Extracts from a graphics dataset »

━━━━━━━━

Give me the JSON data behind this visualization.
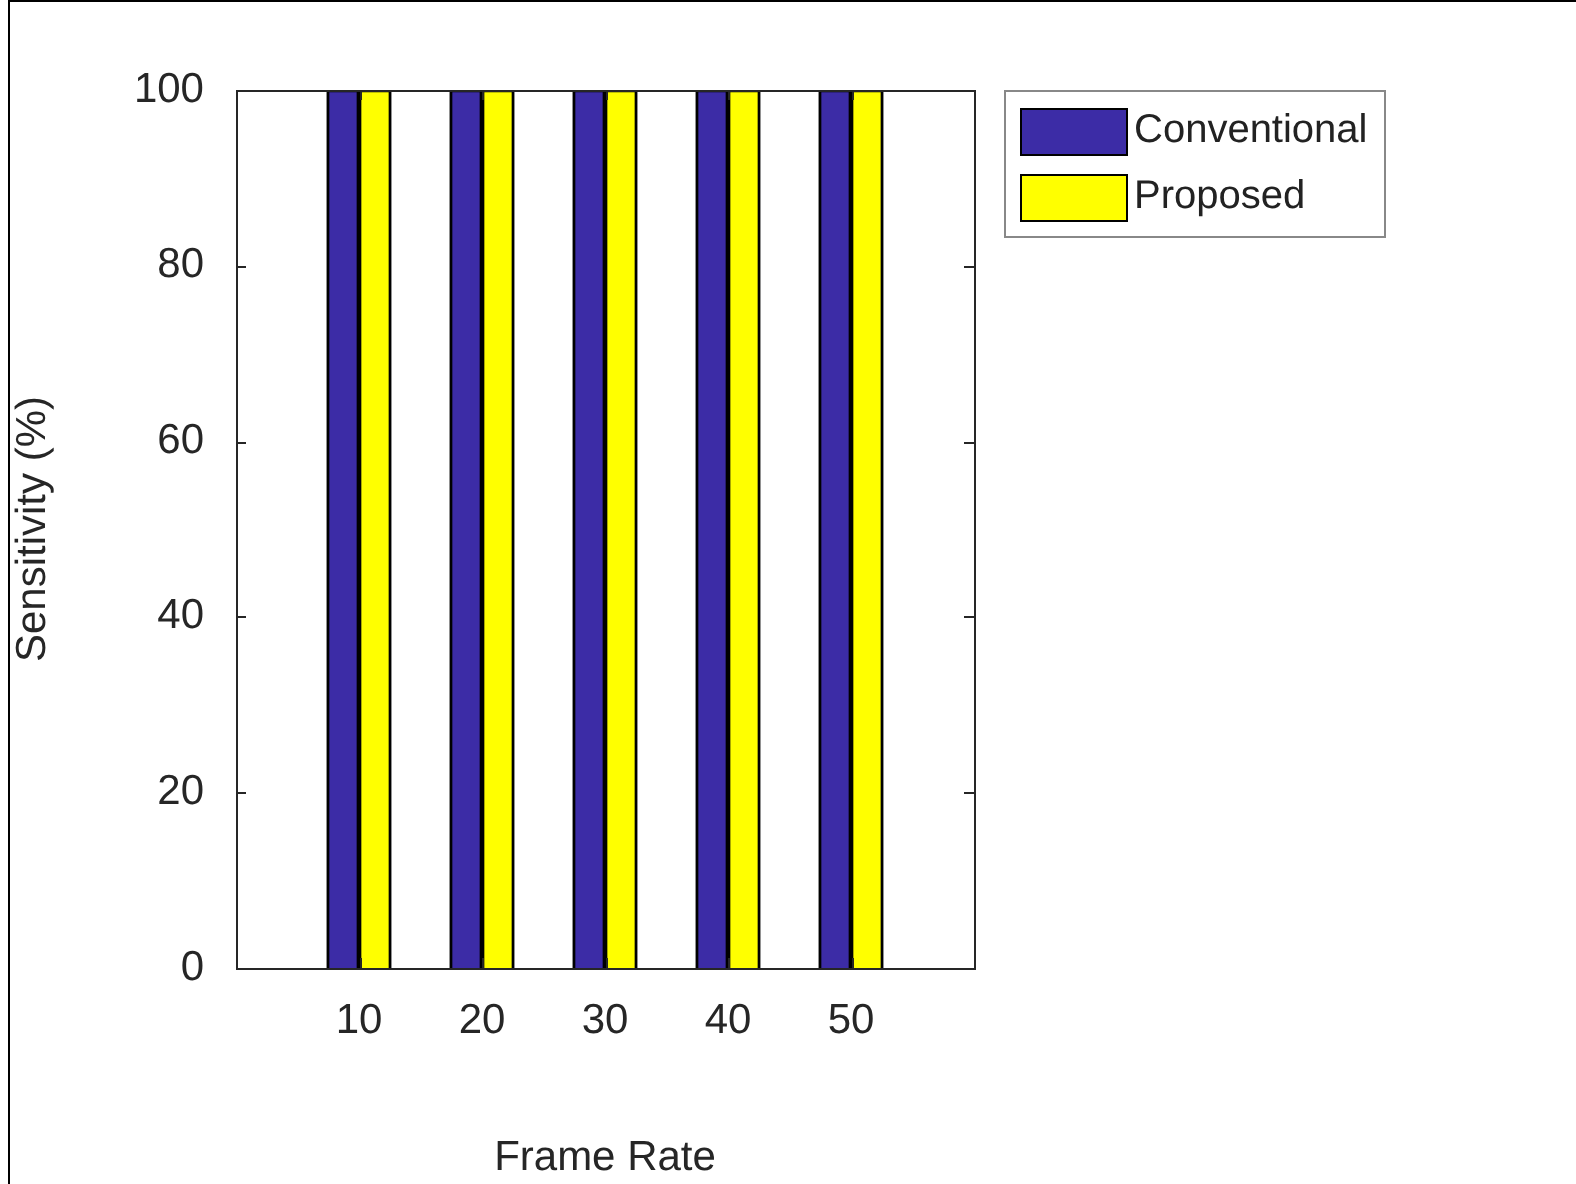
{
  "chart_data": {
    "type": "bar",
    "xlabel": "Frame Rate",
    "ylabel": "Sensitivity (%)",
    "x": [
      10,
      20,
      30,
      40,
      50
    ],
    "series": [
      {
        "name": "Conventional",
        "color": "#3c2ca6",
        "values": [
          100,
          100,
          100,
          100,
          100
        ]
      },
      {
        "name": "Proposed",
        "color": "#ffff00",
        "values": [
          100,
          100,
          100,
          100,
          100
        ]
      }
    ],
    "xlim": [
      0,
      60
    ],
    "xticks": [
      10,
      20,
      30,
      40,
      50
    ],
    "ylim": [
      0,
      100
    ],
    "yticks": [
      0,
      20,
      40,
      60,
      80,
      100
    ],
    "grid": false,
    "legend": "top right"
  }
}
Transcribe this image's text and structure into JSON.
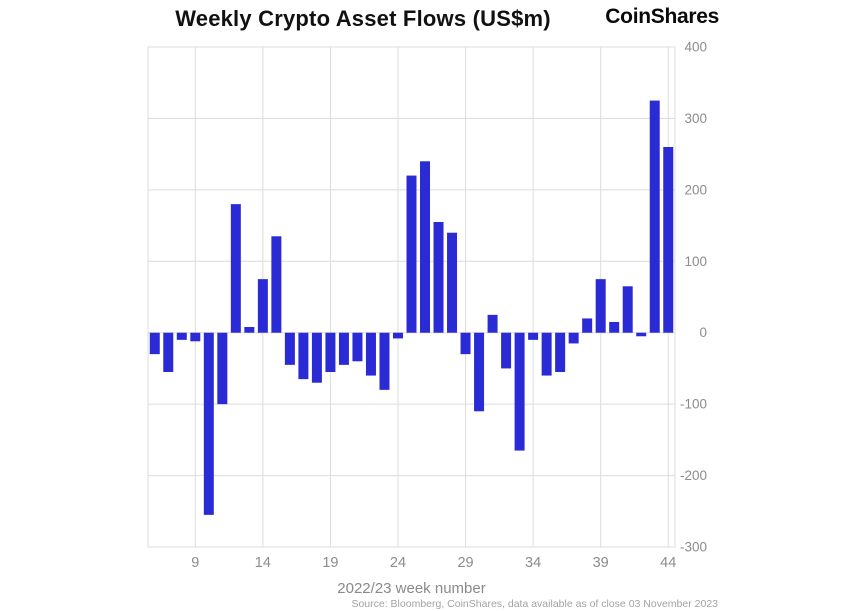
{
  "header": {
    "title": "Weekly Crypto Asset Flows (US$m)",
    "brand": "CoinShares"
  },
  "footer": {
    "source": "Source: Bloomberg, CoinShares, data available as of close 03 November 2023"
  },
  "chart_data": {
    "type": "bar",
    "title": "Weekly Crypto Asset Flows (US$m)",
    "xlabel": "2022/23 week number",
    "ylabel": "",
    "x": [
      6,
      7,
      8,
      9,
      10,
      11,
      12,
      13,
      14,
      15,
      16,
      17,
      18,
      19,
      20,
      21,
      22,
      23,
      24,
      25,
      26,
      27,
      28,
      29,
      30,
      31,
      32,
      33,
      34,
      35,
      36,
      37,
      38,
      39,
      40,
      41,
      42,
      43,
      44
    ],
    "values": [
      -30,
      -55,
      -10,
      -12,
      -255,
      -100,
      180,
      8,
      75,
      135,
      -45,
      -65,
      -70,
      -55,
      -45,
      -40,
      -60,
      -80,
      -8,
      220,
      240,
      155,
      140,
      -30,
      -110,
      25,
      -50,
      -165,
      -10,
      -60,
      -55,
      -15,
      20,
      75,
      15,
      65,
      -5,
      325,
      260
    ],
    "x_ticks": [
      9,
      14,
      19,
      24,
      29,
      34,
      39,
      44
    ],
    "y_ticks": [
      -300,
      -200,
      -100,
      0,
      100,
      200,
      300,
      400
    ],
    "ylim": [
      -300,
      400
    ],
    "bar_color": "#2B2BD5",
    "grid_color": "#dcdcdc",
    "axis_label_color": "#8c8c8c",
    "legend": "none",
    "grid": true,
    "y_axis_side": "right"
  }
}
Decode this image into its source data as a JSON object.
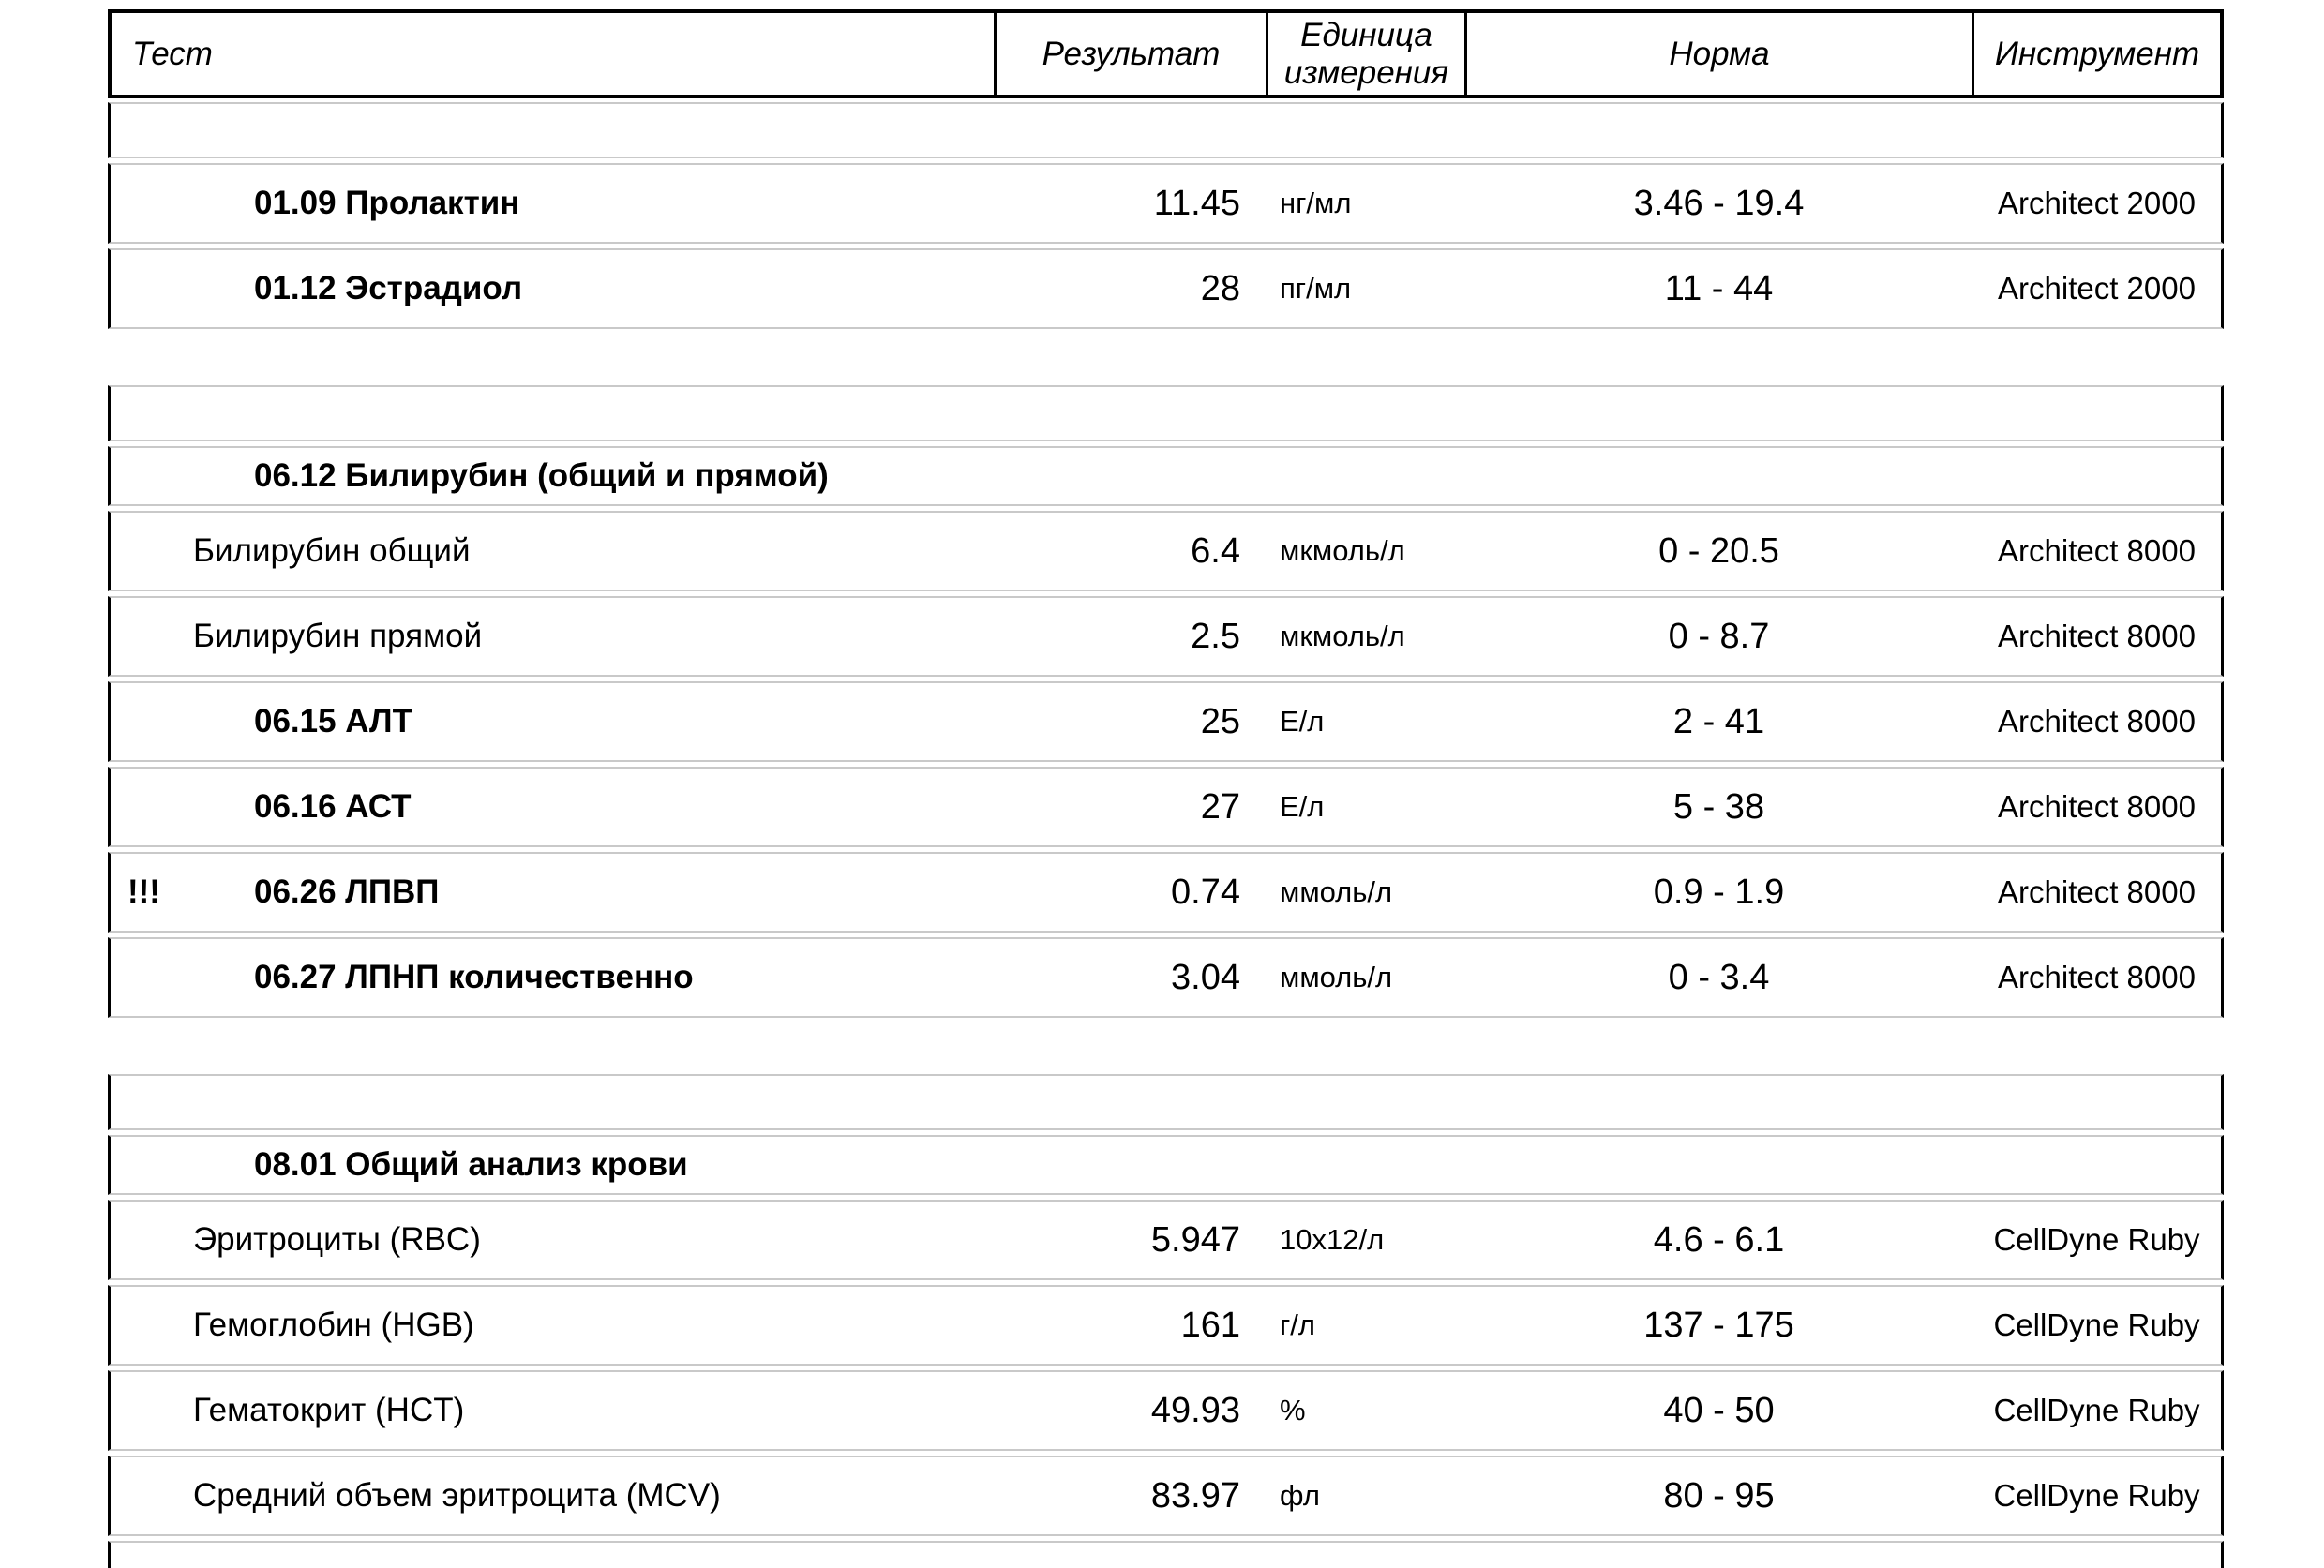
{
  "header": {
    "columns": [
      "Тест",
      "Результат",
      "Единица измерения",
      "Норма",
      "Инструмент"
    ]
  },
  "colors": {
    "text": "#000000",
    "header_border": "#000000",
    "row_side_border": "#000000",
    "row_separator": "#c9c9c9",
    "background": "#ffffff"
  },
  "groups": [
    {
      "rows": [
        {
          "type": "empty"
        },
        {
          "type": "data",
          "flag": "",
          "bold": true,
          "name": "01.09 Пролактин",
          "result": "11.45",
          "unit": "нг/мл",
          "norm": "3.46 - 19.4",
          "instrument": "Architect 2000"
        },
        {
          "type": "data",
          "flag": "",
          "bold": true,
          "name": "01.12 Эстрадиол",
          "result": "28",
          "unit": "пг/мл",
          "norm": "11 - 44",
          "instrument": "Architect 2000"
        }
      ]
    },
    {
      "rows": [
        {
          "type": "empty"
        },
        {
          "type": "section",
          "name": "06.12 Билирубин (общий и прямой)"
        },
        {
          "type": "data",
          "flag": "",
          "bold": false,
          "name": "Билирубин общий",
          "result": "6.4",
          "unit": "мкмоль/л",
          "norm": "0 - 20.5",
          "instrument": "Architect 8000"
        },
        {
          "type": "data",
          "flag": "",
          "bold": false,
          "name": "Билирубин прямой",
          "result": "2.5",
          "unit": "мкмоль/л",
          "norm": "0 - 8.7",
          "instrument": "Architect 8000"
        },
        {
          "type": "data",
          "flag": "",
          "bold": true,
          "name": "06.15 АЛТ",
          "result": "25",
          "unit": "Е/л",
          "norm": "2 - 41",
          "instrument": "Architect 8000"
        },
        {
          "type": "data",
          "flag": "",
          "bold": true,
          "name": "06.16 АСТ",
          "result": "27",
          "unit": "Е/л",
          "norm": "5 - 38",
          "instrument": "Architect 8000"
        },
        {
          "type": "data",
          "flag": "!!!",
          "bold": true,
          "name": "06.26 ЛПВП",
          "result": "0.74",
          "unit": "ммоль/л",
          "norm": "0.9 - 1.9",
          "instrument": "Architect 8000"
        },
        {
          "type": "data",
          "flag": "",
          "bold": true,
          "name": "06.27 ЛПНП количественно",
          "result": "3.04",
          "unit": "ммоль/л",
          "norm": "0 - 3.4",
          "instrument": "Architect 8000"
        }
      ]
    },
    {
      "rows": [
        {
          "type": "empty"
        },
        {
          "type": "section",
          "name": "08.01 Общий анализ крови"
        },
        {
          "type": "data",
          "flag": "",
          "bold": false,
          "name": "Эритроциты (RBC)",
          "result": "5.947",
          "unit": "10x12/л",
          "norm": "4.6 - 6.1",
          "instrument": "CellDyne Ruby"
        },
        {
          "type": "data",
          "flag": "",
          "bold": false,
          "name": "Гемоглобин (HGB)",
          "result": "161",
          "unit": "г/л",
          "norm": "137 - 175",
          "instrument": "CellDyne Ruby"
        },
        {
          "type": "data",
          "flag": "",
          "bold": false,
          "name": "Гематокрит (HCT)",
          "result": "49.93",
          "unit": "%",
          "norm": "40 - 50",
          "instrument": "CellDyne Ruby"
        },
        {
          "type": "data",
          "flag": "",
          "bold": false,
          "name": "Средний объем эритроцита (MCV)",
          "result": "83.97",
          "unit": "фл",
          "norm": "80 - 95",
          "instrument": "CellDyne Ruby"
        }
      ]
    }
  ]
}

━━━━━━━━

Pictures don't belong in the copy. Restate all the entries exactly.

EXERCISE ANSWER »
Give me the JSON data behind this visualization.
{
  "chart_data": {
    "type": "bar",
    "xlabel": "Frame Rate",
    "ylabel": "Sensitivity (%)",
    "x": [
      10,
      20,
      30,
      40,
      50
    ],
    "series": [
      {
        "name": "Conventional",
        "color": "#3c2ca6",
        "values": [
          100,
          100,
          100,
          100,
          100
        ]
      },
      {
        "name": "Proposed",
        "color": "#ffff00",
        "values": [
          100,
          100,
          100,
          100,
          100
        ]
      }
    ],
    "xlim": [
      0,
      60
    ],
    "xticks": [
      10,
      20,
      30,
      40,
      50
    ],
    "ylim": [
      0,
      100
    ],
    "yticks": [
      0,
      20,
      40,
      60,
      80,
      100
    ],
    "grid": false,
    "legend": "top right"
  }
}
Transcribe this image's text and structure into JSON.
{
  "header": {
    "title": "Weekly Crypto Asset Flows (US$m)",
    "brand": "CoinShares"
  },
  "footer": {
    "source": "Source: Bloomberg, CoinShares, data available as of close 03 November 2023"
  },
  "chart_data": {
    "type": "bar",
    "title": "Weekly Crypto Asset Flows (US$m)",
    "xlabel": "2022/23 week number",
    "ylabel": "",
    "x": [
      6,
      7,
      8,
      9,
      10,
      11,
      12,
      13,
      14,
      15,
      16,
      17,
      18,
      19,
      20,
      21,
      22,
      23,
      24,
      25,
      26,
      27,
      28,
      29,
      30,
      31,
      32,
      33,
      34,
      35,
      36,
      37,
      38,
      39,
      40,
      41,
      42,
      43,
      44
    ],
    "values": [
      -30,
      -55,
      -10,
      -12,
      -255,
      -100,
      180,
      8,
      75,
      135,
      -45,
      -65,
      -70,
      -55,
      -45,
      -40,
      -60,
      -80,
      -8,
      220,
      240,
      155,
      140,
      -30,
      -110,
      25,
      -50,
      -165,
      -10,
      -60,
      -55,
      -15,
      20,
      75,
      15,
      65,
      -5,
      325,
      260
    ],
    "x_ticks": [
      9,
      14,
      19,
      24,
      29,
      34,
      39,
      44
    ],
    "y_ticks": [
      -300,
      -200,
      -100,
      0,
      100,
      200,
      300,
      400
    ],
    "ylim": [
      -300,
      400
    ],
    "bar_color": "#2B2BD5",
    "grid_color": "#dcdcdc",
    "axis_label_color": "#8c8c8c",
    "legend": "none",
    "grid": true,
    "y_axis_side": "right"
  }
}
Decode this image into its source data as a JSON object.
{
  "header": {
    "columns": [
      "Тест",
      "Результат",
      "Единица измерения",
      "Норма",
      "Инструмент"
    ]
  },
  "colors": {
    "text": "#000000",
    "header_border": "#000000",
    "row_side_border": "#000000",
    "row_separator": "#c9c9c9",
    "background": "#ffffff"
  },
  "groups": [
    {
      "rows": [
        {
          "type": "empty"
        },
        {
          "type": "data",
          "flag": "",
          "bold": true,
          "name": "01.09 Пролактин",
          "result": "11.45",
          "unit": "нг/мл",
          "norm": "3.46 - 19.4",
          "instrument": "Architect 2000"
        },
        {
          "type": "data",
          "flag": "",
          "bold": true,
          "name": "01.12 Эстрадиол",
          "result": "28",
          "unit": "пг/мл",
          "norm": "11 - 44",
          "instrument": "Architect 2000"
        }
      ]
    },
    {
      "rows": [
        {
          "type": "empty"
        },
        {
          "type": "section",
          "name": "06.12 Билирубин (общий и прямой)"
        },
        {
          "type": "data",
          "flag": "",
          "bold": false,
          "name": "Билирубин общий",
          "result": "6.4",
          "unit": "мкмоль/л",
          "norm": "0 - 20.5",
          "instrument": "Architect 8000"
        },
        {
          "type": "data",
          "flag": "",
          "bold": false,
          "name": "Билирубин прямой",
          "result": "2.5",
          "unit": "мкмоль/л",
          "norm": "0 - 8.7",
          "instrument": "Architect 8000"
        },
        {
          "type": "data",
          "flag": "",
          "bold": true,
          "name": "06.15 АЛТ",
          "result": "25",
          "unit": "Е/л",
          "norm": "2 - 41",
          "instrument": "Architect 8000"
        },
        {
          "type": "data",
          "flag": "",
          "bold": true,
          "name": "06.16 АСТ",
          "result": "27",
          "unit": "Е/л",
          "norm": "5 - 38",
          "instrument": "Architect 8000"
        },
        {
          "type": "data",
          "flag": "!!!",
          "bold": true,
          "name": "06.26 ЛПВП",
          "result": "0.74",
          "unit": "ммоль/л",
          "norm": "0.9 - 1.9",
          "instrument": "Architect 8000"
        },
        {
          "type": "data",
          "flag": "",
          "bold": true,
          "name": "06.27 ЛПНП количественно",
          "result": "3.04",
          "unit": "ммоль/л",
          "norm": "0 - 3.4",
          "instrument": "Architect 8000"
        }
      ]
    },
    {
      "rows": [
        {
          "type": "empty"
        },
        {
          "type": "section",
          "name": "08.01 Общий анализ крови"
        },
        {
          "type": "data",
          "flag": "",
          "bold": false,
          "name": "Эритроциты (RBC)",
          "result": "5.947",
          "unit": "10x12/л",
          "norm": "4.6 - 6.1",
          "instrument": "CellDyne Ruby"
        },
        {
          "type": "data",
          "flag": "",
          "bold": false,
          "name": "Гемоглобин (HGB)",
          "result": "161",
          "unit": "г/л",
          "norm": "137 - 175",
          "instrument": "CellDyne Ruby"
        },
        {
          "type": "data",
          "flag": "",
          "bold": false,
          "name": "Гематокрит (HCT)",
          "result": "49.93",
          "unit": "%",
          "norm": "40 - 50",
          "instrument": "CellDyne Ruby"
        },
        {
          "type": "data",
          "flag": "",
          "bold": false,
          "name": "Средний объем эритроцита (MCV)",
          "result": "83.97",
          "unit": "фл",
          "norm": "80 - 95",
          "instrument": "CellDyne Ruby"
        }
      ]
    }
  ]
}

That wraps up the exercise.